--- BEGIN ---

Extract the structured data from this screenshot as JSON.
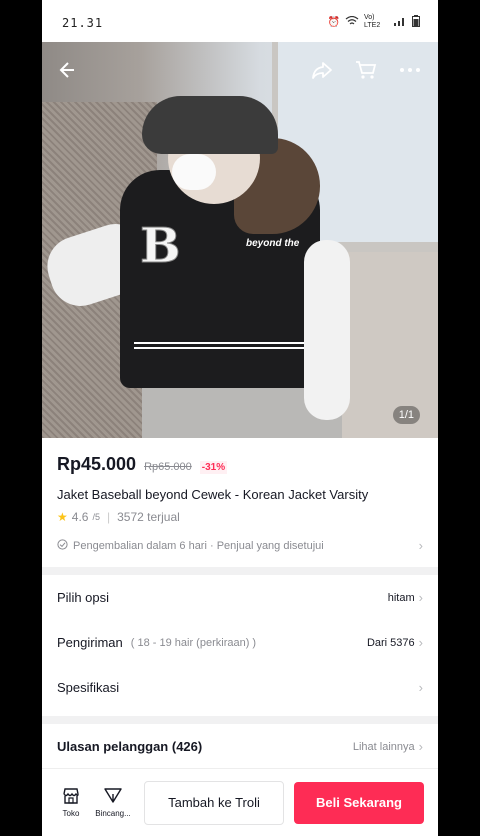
{
  "status": {
    "time": "21.31",
    "network": "Vo) LTE2"
  },
  "header": {
    "counter": "1/1"
  },
  "hero": {
    "jacket_letter": "B",
    "jacket_text": "beyond the"
  },
  "product": {
    "price": "Rp45.000",
    "original_price": "Rp65.000",
    "discount": "-31%",
    "title": "Jaket Baseball beyond Cewek - Korean Jacket Varsity",
    "rating": "4.6",
    "rating_max": "/5",
    "sold": "3572 terjual",
    "return_policy": "Pengembalian dalam 6 hari · Penjual yang disetujui"
  },
  "rows": {
    "options": {
      "label": "Pilih opsi",
      "value": "hitam"
    },
    "shipping": {
      "label": "Pengiriman",
      "hint": "( 18 - 19 hair (perkiraan) )",
      "value": "Dari 5376"
    },
    "specs": {
      "label": "Spesifikasi"
    }
  },
  "reviews": {
    "label": "Ulasan pelanggan (426)",
    "more": "Lihat lainnya"
  },
  "bottom": {
    "shop_label": "Toko",
    "chat_label": "Bincang...",
    "add_to_cart": "Tambah ke Troli",
    "buy_now": "Beli Sekarang"
  },
  "colors": {
    "accent": "#fe2c55",
    "star": "#fcc419"
  },
  "icons": [
    "back-icon",
    "share-icon",
    "cart-icon",
    "more-icon",
    "star-icon",
    "return-icon",
    "chevron-right-icon",
    "shop-icon",
    "chat-icon"
  ]
}
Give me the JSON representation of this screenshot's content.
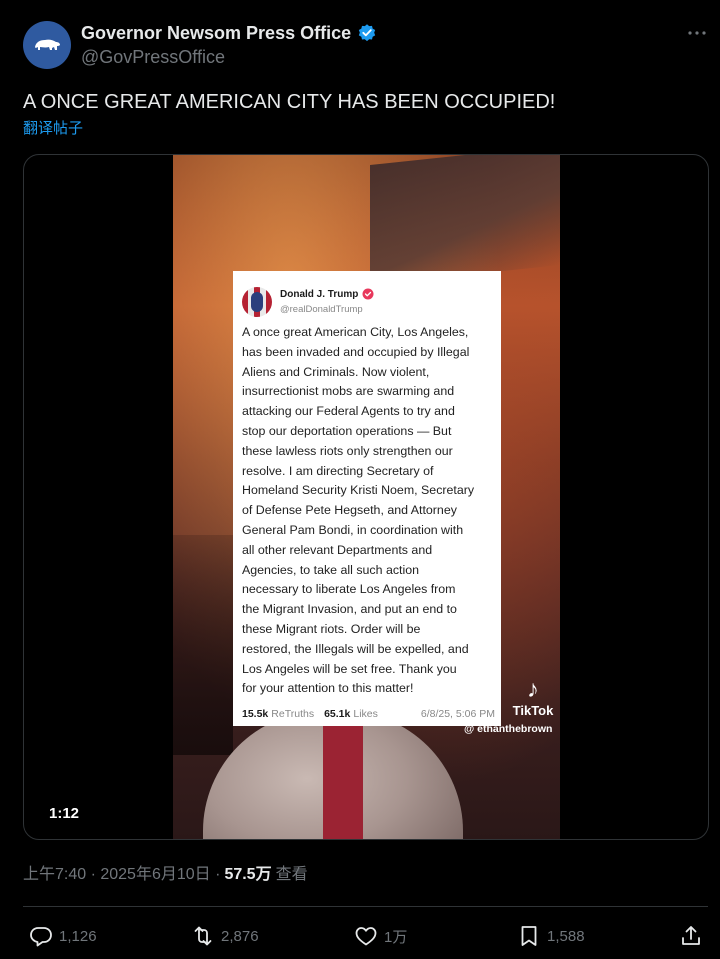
{
  "author": {
    "display_name": "Governor Newsom Press Office",
    "handle": "@GovPressOffice",
    "verified_icon": "verified-badge-icon",
    "avatar_icon": "california-bear-icon"
  },
  "post": {
    "text": "A ONCE GREAT AMERICAN CITY HAS BEEN OCCUPIED!",
    "translate_label": "翻译帖子"
  },
  "video": {
    "duration": "1:12",
    "embedded_post": {
      "name": "Donald J. Trump",
      "handle": "@realDonaldTrump",
      "body": "A once great American City, Los Angeles,\nhas been invaded and occupied by Illegal\nAliens and Criminals.  Now violent,\ninsurrectionist mobs are swarming and\nattacking our Federal Agents to try and\nstop our deportation operations — But\nthese lawless riots only strengthen our\nresolve. I am directing Secretary of\nHomeland Security Kristi Noem, Secretary\nof Defense Pete Hegseth, and Attorney\nGeneral Pam Bondi, in coordination with\nall other relevant Departments and\nAgencies, to take all such action\nnecessary to liberate Los Angeles from\nthe Migrant Invasion, and put an end to\nthese Migrant riots. Order will be\nrestored, the Illegals will be expelled, and\nLos Angeles will be set free. Thank you\nfor your attention to this matter!",
      "retruths_count": "15.5k",
      "retruths_label": "ReTruths",
      "likes_count": "65.1k",
      "likes_label": "Likes",
      "date": "6/8/25, 5:06 PM"
    },
    "watermark": {
      "brand": "TikTok",
      "user": "@ ethanthebrown"
    }
  },
  "meta": {
    "time_date": "上午7:40 · 2025年6月10日 ·",
    "views": "57.5万",
    "views_label": "查看"
  },
  "actions": {
    "replies": "1,126",
    "reposts": "2,876",
    "likes": "1万",
    "bookmarks": "1,588"
  },
  "colors": {
    "accent": "#1d9bf0",
    "muted": "#71767b",
    "text": "#e7e9ea",
    "background": "#000000"
  }
}
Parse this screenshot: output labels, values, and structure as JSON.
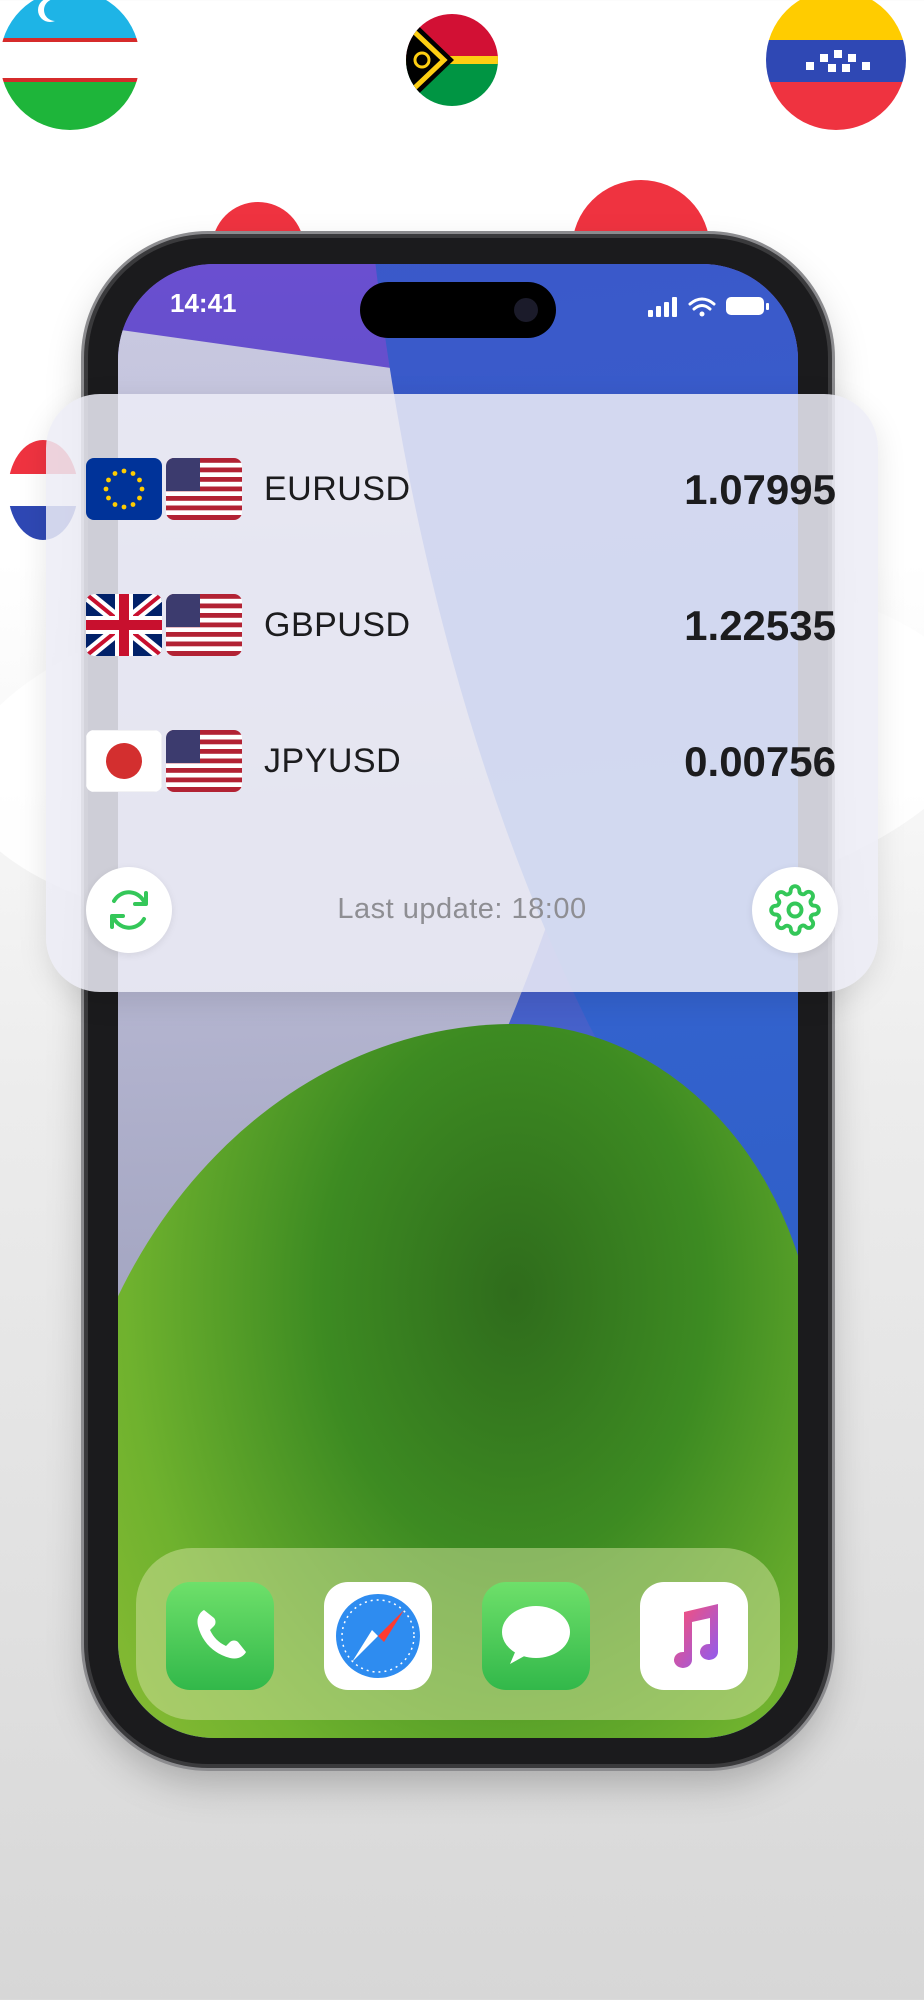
{
  "status_bar": {
    "time": "14:41"
  },
  "widget": {
    "rows": [
      {
        "pair": "EURUSD",
        "rate": "1.07995",
        "base_flag": "eu-flag-icon",
        "quote_flag": "us-flag-icon"
      },
      {
        "pair": "GBPUSD",
        "rate": "1.22535",
        "base_flag": "uk-flag-icon",
        "quote_flag": "us-flag-icon"
      },
      {
        "pair": "JPYUSD",
        "rate": "0.00756",
        "base_flag": "japan-flag-icon",
        "quote_flag": "us-flag-icon"
      }
    ],
    "last_update": "Last update: 18:00",
    "refresh_icon": "refresh-icon",
    "settings_icon": "gear-icon",
    "accent": "#34c759"
  },
  "dock": {
    "apps": [
      "phone-app-icon",
      "safari-app-icon",
      "messages-app-icon",
      "music-app-icon"
    ]
  },
  "decorative_flags": [
    "uzbekistan-flag-icon",
    "vanuatu-flag-icon",
    "venezuela-flag-icon"
  ]
}
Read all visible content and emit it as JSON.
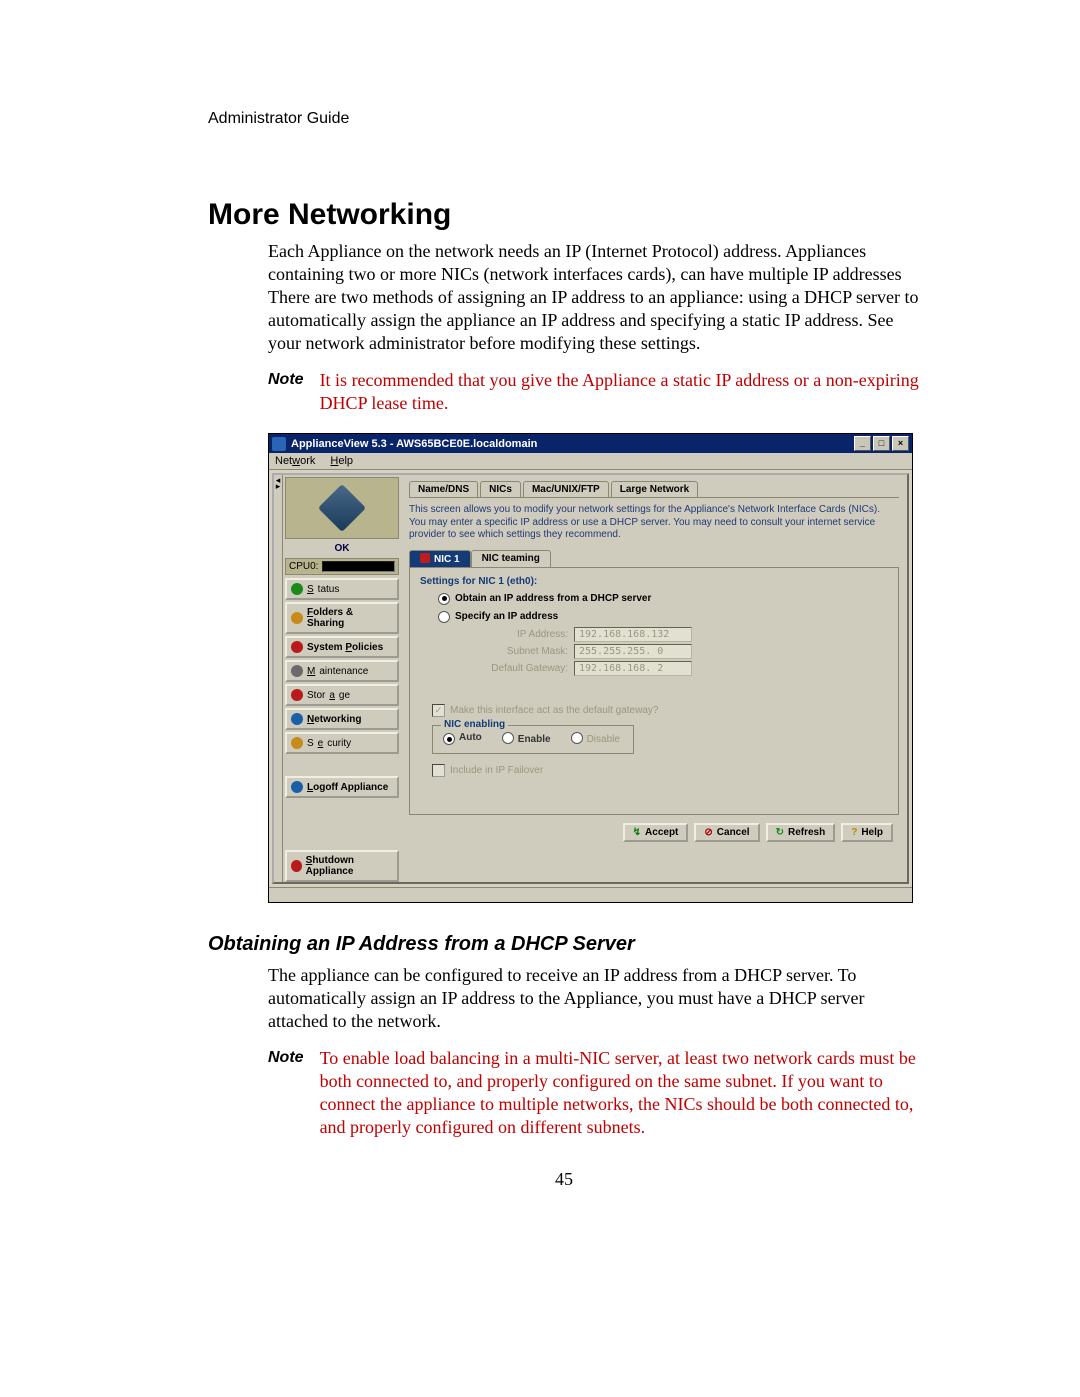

--- END ---

* _SET TASK_: Copy all the records above exactly, but leave out the pictures.

* _SOLUTION_:
Extract the structured data from this screenshot as JSON.
{
  "status": {
    "time": "21.31",
    "network": "Vo) LTE2"
  },
  "header": {
    "counter": "1/1"
  },
  "hero": {
    "jacket_letter": "B",
    "jacket_text": "beyond the"
  },
  "product": {
    "price": "Rp45.000",
    "original_price": "Rp65.000",
    "discount": "-31%",
    "title": "Jaket Baseball beyond Cewek - Korean Jacket Varsity",
    "rating": "4.6",
    "rating_max": "/5",
    "sold": "3572 terjual",
    "return_policy": "Pengembalian dalam 6 hari · Penjual yang disetujui"
  },
  "rows": {
    "options": {
      "label": "Pilih opsi",
      "value": "hitam"
    },
    "shipping": {
      "label": "Pengiriman",
      "hint": "( 18 - 19 hair (perkiraan) )",
      "value": "Dari 5376"
    },
    "specs": {
      "label": "Spesifikasi"
    }
  },
  "reviews": {
    "label": "Ulasan pelanggan (426)",
    "more": "Lihat lainnya"
  },
  "bottom": {
    "shop_label": "Toko",
    "chat_label": "Bincang...",
    "add_to_cart": "Tambah ke Troli",
    "buy_now": "Beli Sekarang"
  },
  "colors": {
    "accent": "#fe2c55",
    "star": "#fcc419"
  },
  "icons": [
    "back-icon",
    "share-icon",
    "cart-icon",
    "more-icon",
    "star-icon",
    "return-icon",
    "chevron-right-icon",
    "shop-icon",
    "chat-icon"
  ]
}
Give me the JSON representation of this screenshot's content.
{
  "author": {
    "display_name": "Governor Newsom Press Office",
    "handle": "@GovPressOffice",
    "verified_icon": "verified-badge-icon",
    "avatar_icon": "california-bear-icon"
  },
  "post": {
    "text": "A ONCE GREAT AMERICAN CITY HAS BEEN OCCUPIED!",
    "translate_label": "翻译帖子"
  },
  "video": {
    "duration": "1:12",
    "embedded_post": {
      "name": "Donald J. Trump",
      "handle": "@realDonaldTrump",
      "body": "A once great American City, Los Angeles,\nhas been invaded and occupied by Illegal\nAliens and Criminals.  Now violent,\ninsurrectionist mobs are swarming and\nattacking our Federal Agents to try and\nstop our deportation operations — But\nthese lawless riots only strengthen our\nresolve. I am directing Secretary of\nHomeland Security Kristi Noem, Secretary\nof Defense Pete Hegseth, and Attorney\nGeneral Pam Bondi, in coordination with\nall other relevant Departments and\nAgencies, to take all such action\nnecessary to liberate Los Angeles from\nthe Migrant Invasion, and put an end to\nthese Migrant riots. Order will be\nrestored, the Illegals will be expelled, and\nLos Angeles will be set free. Thank you\nfor your attention to this matter!",
      "retruths_count": "15.5k",
      "retruths_label": "ReTruths",
      "likes_count": "65.1k",
      "likes_label": "Likes",
      "date": "6/8/25, 5:06 PM"
    },
    "watermark": {
      "brand": "TikTok",
      "user": "@ ethanthebrown"
    }
  },
  "meta": {
    "time_date": "上午7:40 · 2025年6月10日 ·",
    "views": "57.5万",
    "views_label": "查看"
  },
  "actions": {
    "replies": "1,126",
    "reposts": "2,876",
    "likes": "1万",
    "bookmarks": "1,588"
  },
  "colors": {
    "accent": "#1d9bf0",
    "muted": "#71767b",
    "text": "#e7e9ea",
    "background": "#000000"
  }
}
Parse this screenshot: output labels, values, and structure as JSON.
{
  "status_bar": {
    "time": "14:41"
  },
  "widget": {
    "rows": [
      {
        "pair": "EURUSD",
        "rate": "1.07995",
        "base_flag": "eu-flag-icon",
        "quote_flag": "us-flag-icon"
      },
      {
        "pair": "GBPUSD",
        "rate": "1.22535",
        "base_flag": "uk-flag-icon",
        "quote_flag": "us-flag-icon"
      },
      {
        "pair": "JPYUSD",
        "rate": "0.00756",
        "base_flag": "japan-flag-icon",
        "quote_flag": "us-flag-icon"
      }
    ],
    "last_update": "Last update: 18:00",
    "refresh_icon": "refresh-icon",
    "settings_icon": "gear-icon",
    "accent": "#34c759"
  },
  "dock": {
    "apps": [
      "phone-app-icon",
      "safari-app-icon",
      "messages-app-icon",
      "music-app-icon"
    ]
  },
  "decorative_flags": [
    "uzbekistan-flag-icon",
    "vanuatu-flag-icon",
    "venezuela-flag-icon"
  ]
}
Read all visible content and emit it as JSON.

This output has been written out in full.